Some records
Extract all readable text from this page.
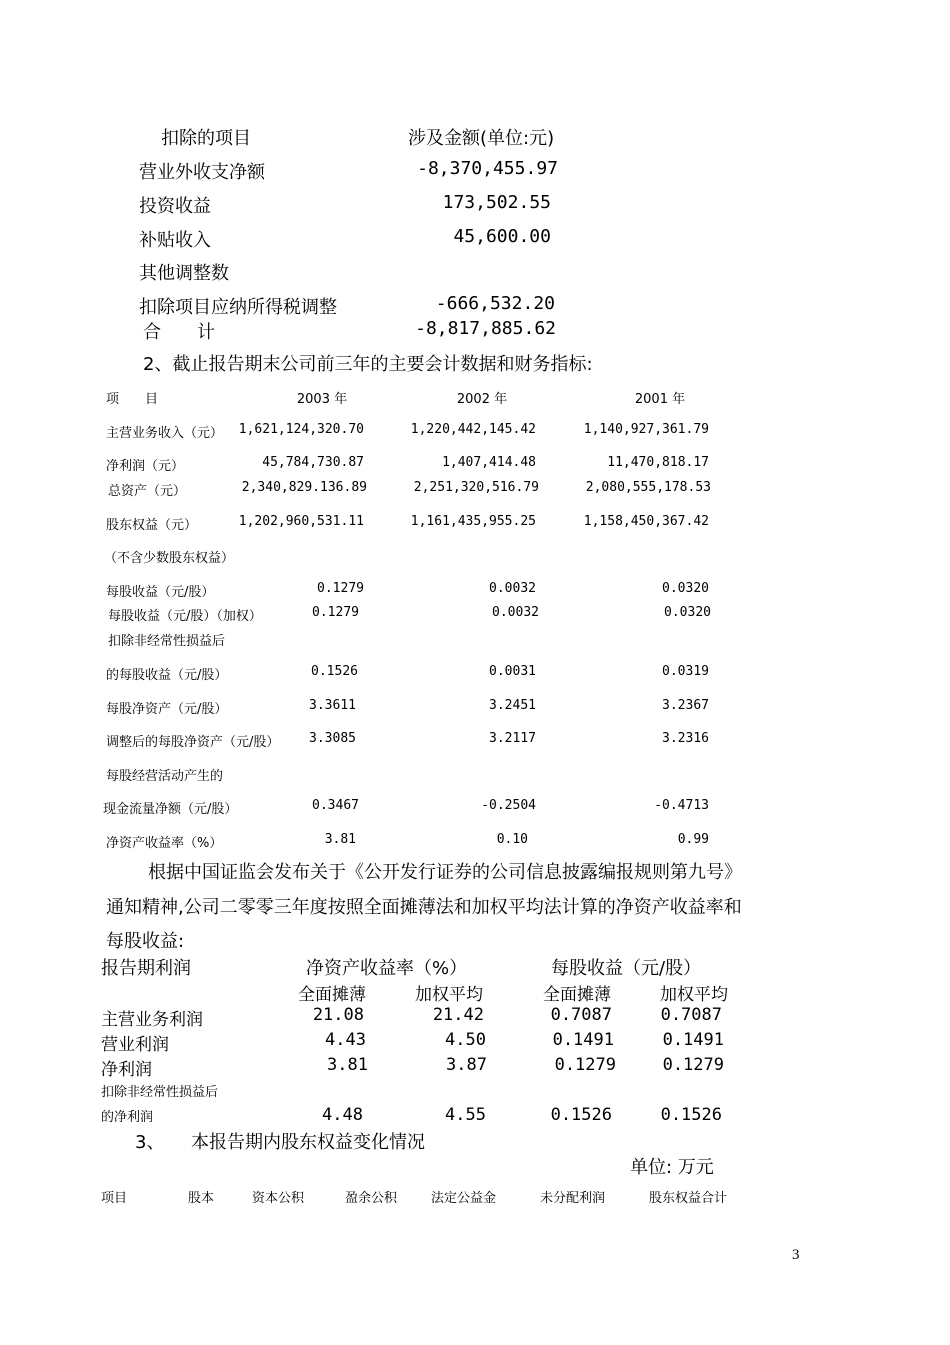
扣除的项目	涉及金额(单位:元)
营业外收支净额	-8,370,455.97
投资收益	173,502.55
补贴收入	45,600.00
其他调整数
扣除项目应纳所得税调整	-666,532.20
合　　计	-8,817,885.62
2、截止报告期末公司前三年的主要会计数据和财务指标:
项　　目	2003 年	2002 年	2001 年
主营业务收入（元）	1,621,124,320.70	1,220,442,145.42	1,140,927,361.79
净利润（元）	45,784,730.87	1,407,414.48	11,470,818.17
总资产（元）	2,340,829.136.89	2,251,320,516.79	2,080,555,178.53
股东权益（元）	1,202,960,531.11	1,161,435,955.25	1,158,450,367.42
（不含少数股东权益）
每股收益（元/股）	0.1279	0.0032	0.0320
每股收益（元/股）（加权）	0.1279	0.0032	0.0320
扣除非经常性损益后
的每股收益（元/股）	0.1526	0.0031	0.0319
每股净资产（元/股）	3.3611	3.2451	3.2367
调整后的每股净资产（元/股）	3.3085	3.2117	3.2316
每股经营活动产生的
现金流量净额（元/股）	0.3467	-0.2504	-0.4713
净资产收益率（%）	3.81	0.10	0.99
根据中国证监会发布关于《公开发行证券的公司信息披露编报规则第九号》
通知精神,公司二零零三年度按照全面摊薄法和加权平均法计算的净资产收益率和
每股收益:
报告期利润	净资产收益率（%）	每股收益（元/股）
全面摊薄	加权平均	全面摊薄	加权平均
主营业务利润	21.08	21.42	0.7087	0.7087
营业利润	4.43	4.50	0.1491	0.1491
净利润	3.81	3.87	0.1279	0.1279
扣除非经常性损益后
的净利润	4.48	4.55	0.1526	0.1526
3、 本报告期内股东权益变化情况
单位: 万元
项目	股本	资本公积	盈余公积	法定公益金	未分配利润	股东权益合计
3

--

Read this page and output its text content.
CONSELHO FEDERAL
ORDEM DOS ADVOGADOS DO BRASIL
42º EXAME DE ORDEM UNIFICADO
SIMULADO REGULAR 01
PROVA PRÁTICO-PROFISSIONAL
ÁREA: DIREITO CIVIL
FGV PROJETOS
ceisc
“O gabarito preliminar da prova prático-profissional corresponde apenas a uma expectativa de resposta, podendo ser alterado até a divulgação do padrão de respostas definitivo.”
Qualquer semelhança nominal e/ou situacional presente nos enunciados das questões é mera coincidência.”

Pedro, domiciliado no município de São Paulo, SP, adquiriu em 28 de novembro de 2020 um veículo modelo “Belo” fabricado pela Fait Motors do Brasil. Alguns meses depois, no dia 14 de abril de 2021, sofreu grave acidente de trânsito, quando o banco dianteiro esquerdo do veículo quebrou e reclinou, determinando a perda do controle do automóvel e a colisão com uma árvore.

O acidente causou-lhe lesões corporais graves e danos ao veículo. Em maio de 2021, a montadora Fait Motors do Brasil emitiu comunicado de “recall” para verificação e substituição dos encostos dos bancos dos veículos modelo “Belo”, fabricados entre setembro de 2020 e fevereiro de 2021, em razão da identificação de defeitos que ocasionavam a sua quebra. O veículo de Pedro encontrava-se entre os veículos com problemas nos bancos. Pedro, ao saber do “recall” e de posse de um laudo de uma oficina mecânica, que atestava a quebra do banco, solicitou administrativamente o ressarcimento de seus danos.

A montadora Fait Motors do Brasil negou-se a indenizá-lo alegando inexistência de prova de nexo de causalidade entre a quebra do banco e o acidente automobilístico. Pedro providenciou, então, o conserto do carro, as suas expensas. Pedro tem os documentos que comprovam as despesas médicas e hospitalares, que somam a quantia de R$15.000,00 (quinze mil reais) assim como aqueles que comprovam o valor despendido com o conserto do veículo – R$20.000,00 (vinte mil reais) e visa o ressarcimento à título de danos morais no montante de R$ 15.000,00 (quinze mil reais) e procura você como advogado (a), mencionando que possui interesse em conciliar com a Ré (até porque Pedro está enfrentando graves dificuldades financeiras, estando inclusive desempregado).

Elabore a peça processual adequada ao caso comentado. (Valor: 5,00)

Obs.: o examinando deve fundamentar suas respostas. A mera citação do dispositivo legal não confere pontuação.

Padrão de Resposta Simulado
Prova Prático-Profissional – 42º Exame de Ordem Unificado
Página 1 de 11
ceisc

The request => Pick out every line holding the string "Belo" and return it.

The reply =>
Pedro, domiciliado no município de São Paulo, SP, adquiriu em 28 de novembro de 2020 um veículo modelo “Belo” fabricado pela Fait Motors do Brasil. Alguns meses depois, no dia 14 de abril de 2021, sofreu grave acidente de trânsito, quando o banco dianteiro esquerdo do veículo quebrou e reclinou, determinando a perda do controle do automóvel e a colisão com uma árvore.
O acidente causou-lhe lesões corporais graves e danos ao veículo. Em maio de 2021, a montadora Fait Motors do Brasil emitiu comunicado de “recall” para verificação e substituição dos encostos dos bancos dos veículos modelo “Belo”, fabricados entre setembro de 2020 e fevereiro de 2021, em razão da identificação de defeitos que ocasionavam a sua quebra. O veículo de Pedro encontrava-se entre os veículos com problemas nos bancos. Pedro, ao saber do “recall” e de posse de um laudo de uma oficina mecânica, que atestava a quebra do banco, solicitou administrativamente o ressarcimento de seus danos.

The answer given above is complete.